### [MATERIALS PROVIDED]
---------------

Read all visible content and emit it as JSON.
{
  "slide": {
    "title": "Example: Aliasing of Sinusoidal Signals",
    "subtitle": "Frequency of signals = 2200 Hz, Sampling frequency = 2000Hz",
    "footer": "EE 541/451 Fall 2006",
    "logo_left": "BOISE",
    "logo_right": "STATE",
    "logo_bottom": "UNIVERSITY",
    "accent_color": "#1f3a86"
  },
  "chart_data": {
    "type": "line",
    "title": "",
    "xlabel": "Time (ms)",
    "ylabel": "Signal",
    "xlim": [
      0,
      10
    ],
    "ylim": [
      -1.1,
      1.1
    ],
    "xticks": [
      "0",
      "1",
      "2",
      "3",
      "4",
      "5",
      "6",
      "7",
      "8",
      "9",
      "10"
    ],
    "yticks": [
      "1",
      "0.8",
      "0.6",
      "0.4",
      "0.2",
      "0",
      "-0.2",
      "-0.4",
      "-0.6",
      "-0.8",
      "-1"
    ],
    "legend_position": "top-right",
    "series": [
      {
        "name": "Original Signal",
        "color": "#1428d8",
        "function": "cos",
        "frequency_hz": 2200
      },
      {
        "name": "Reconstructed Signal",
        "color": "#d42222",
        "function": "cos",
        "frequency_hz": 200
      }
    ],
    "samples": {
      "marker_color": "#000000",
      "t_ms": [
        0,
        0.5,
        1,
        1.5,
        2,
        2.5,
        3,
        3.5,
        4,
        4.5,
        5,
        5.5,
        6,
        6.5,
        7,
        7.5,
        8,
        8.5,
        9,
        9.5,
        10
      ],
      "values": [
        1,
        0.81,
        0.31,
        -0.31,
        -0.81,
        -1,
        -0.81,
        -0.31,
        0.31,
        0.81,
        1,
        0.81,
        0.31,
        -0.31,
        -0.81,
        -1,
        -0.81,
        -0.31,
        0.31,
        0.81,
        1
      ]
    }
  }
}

---------------

### [WHAT TO WORK ON]
Reply with the number of lines in the preceding entries that contain "name", and no other words.

### [EXPECTED ANSWER]
2